>> START DATA SHOWN

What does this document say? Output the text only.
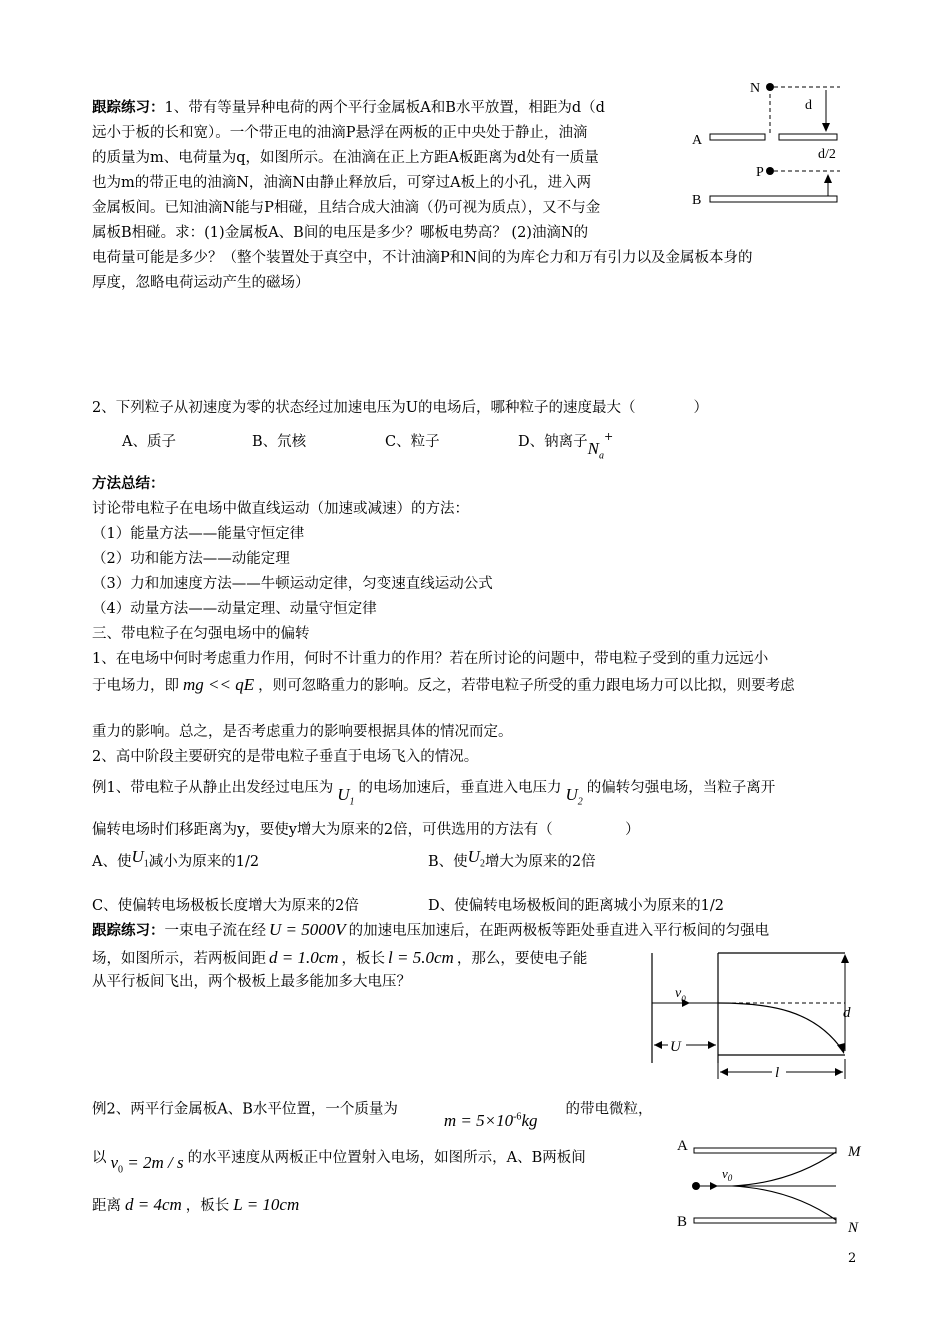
跟踪练习：1、带有等量异种电荷的两个平行金属板A和B水平放置，相距为d（d
远小于板的长和宽）。一个带正电的油滴P悬浮在两板的正中央处于静止，油滴
的质量为m、电荷量为q，如图所示。在油滴在正上方距A板距离为d处有一质量
也为m的带正电的油滴N，油滴N由静止释放后，可穿过A板上的小孔，进入两
金属板间。已知油滴N能与P相碰，且结合成大油滴（仍可视为质点），又不与金
属板B相碰。求：(1)金属板A、B间的电压是多少？哪板电势高？ (2)油滴N的
电荷量可能是多少？（整个装置处于真空中，不计油滴P和N间的为库仑力和万有引力以及金属板本身的
厚度，忽略电荷运动产生的磁场）
N
d
A
d/2
P
B
2、下列粒子从初速度为零的状态经过加速电压为U的电场后，哪种粒子的速度最大（　　　　）
A、质子	B、氘核	C、粒子	D、钠离子$N_a^+$
方法总结：
讨论带电粒子在电场中做直线运动（加速或减速）的方法：
（1）能量方法——能量守恒定律
（2）功和能方法——动能定理
（3）力和加速度方法——牛顿运动定律，匀变速直线运动公式
（4）动量方法——动量定理、动量守恒定律
三、带电粒子在匀强电场中的偏转
1、在电场中何时考虑重力作用，何时不计重力的作用？若在所讨论的问题中，带电粒子受到的重力远远小
于电场力，即 mg << qE ，则可忽略重力的影响。反之，若带电粒子所受的重力跟电场力可以比拟，则要考虑
重力的影响。总之，是否考虑重力的影响要根据具体的情况而定。
2、高中阶段主要研究的是带电粒子垂直于电场飞入的情况。
例1、带电粒子从静止出发经过电压为 $U_1$的电场加速后，垂直进入电压力 $U_2$的偏转匀强电场，当粒子离开
偏转电场时们移距离为y，要使y增大为原来的2倍，可供选用的方法有（　　　　　）
A、使$U_1$减小为原来的1/2	B、使$U_2$增大为原来的2倍
C、使偏转电场极板长度增大为原来的2倍	D、使偏转电场极板间的距离城小为原来的1/2
跟踪练习：一束电子流在经 U = 5000V 的加速电压加速后，在距两极板等距处垂直进入平行板间的匀强电
场，如图所示，若两板间距 d = 1.0cm ，板长 l = 5.0cm ，那么，要使电子能
从平行板间飞出，两个极板上最多能加多大电压？
$v_0$
d
U
l
例2、两平行金属板A、B水平位置，一个质量为$m = 5\times 10^{-6}kg$的带电微粒，
以 $v_0 = 2m / s$ 的水平速度从两板正中位置射入电场，如图所示，A、B两板间
距离 d = 4cm ，板长 L = 10cm
A
B
$v_0$
M
N
2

>> END DATA SHOWN

Each entry should be repeated exactly as it appears; the pictures stay out.

What does this document say? Output the text only.
跟踪练习：1、带有等量异种电荷的两个平行金属板A和B水平放置，相距为d（d
远小于板的长和宽）。一个带正电的油滴P悬浮在两板的正中央处于静止，油滴
的质量为m、电荷量为q，如图所示。在油滴在正上方距A板距离为d处有一质量
也为m的带正电的油滴N，油滴N由静止释放后，可穿过A板上的小孔，进入两
金属板间。已知油滴N能与P相碰，且结合成大油滴（仍可视为质点），又不与金
属板B相碰。求：(1)金属板A、B间的电压是多少？哪板电势高？ (2)油滴N的
电荷量可能是多少？（整个装置处于真空中，不计油滴P和N间的为库仑力和万有引力以及金属板本身的
厚度，忽略电荷运动产生的磁场）
N
d
A
d/2
P
B
2、下列粒子从初速度为零的状态经过加速电压为U的电场后，哪种粒子的速度最大（　　　　）
A、质子	B、氘核	C、粒子	D、钠离子$N_a^+$
方法总结：
讨论带电粒子在电场中做直线运动（加速或减速）的方法：
（1）能量方法——能量守恒定律
（2）功和能方法——动能定理
（3）力和加速度方法——牛顿运动定律，匀变速直线运动公式
（4）动量方法——动量定理、动量守恒定律
三、带电粒子在匀强电场中的偏转
1、在电场中何时考虑重力作用，何时不计重力的作用？若在所讨论的问题中，带电粒子受到的重力远远小
于电场力，即 mg << qE ，则可忽略重力的影响。反之，若带电粒子所受的重力跟电场力可以比拟，则要考虑
重力的影响。总之，是否考虑重力的影响要根据具体的情况而定。
2、高中阶段主要研究的是带电粒子垂直于电场飞入的情况。
例1、带电粒子从静止出发经过电压为 $U_1$的电场加速后，垂直进入电压力 $U_2$的偏转匀强电场，当粒子离开
偏转电场时们移距离为y，要使y增大为原来的2倍，可供选用的方法有（　　　　　）
A、使$U_1$减小为原来的1/2	B、使$U_2$增大为原来的2倍
C、使偏转电场极板长度增大为原来的2倍	D、使偏转电场极板间的距离城小为原来的1/2
跟踪练习：一束电子流在经 U = 5000V 的加速电压加速后，在距两极板等距处垂直进入平行板间的匀强电
场，如图所示，若两板间距 d = 1.0cm ，板长 l = 5.0cm ，那么，要使电子能
从平行板间飞出，两个极板上最多能加多大电压？
$v_0$
d
U
l
例2、两平行金属板A、B水平位置，一个质量为$m = 5\times 10^{-6}kg$的带电微粒，
以 $v_0 = 2m / s$ 的水平速度从两板正中位置射入电场，如图所示，A、B两板间
距离 d = 4cm ，板长 L = 10cm
A
B
$v_0$
M
N
2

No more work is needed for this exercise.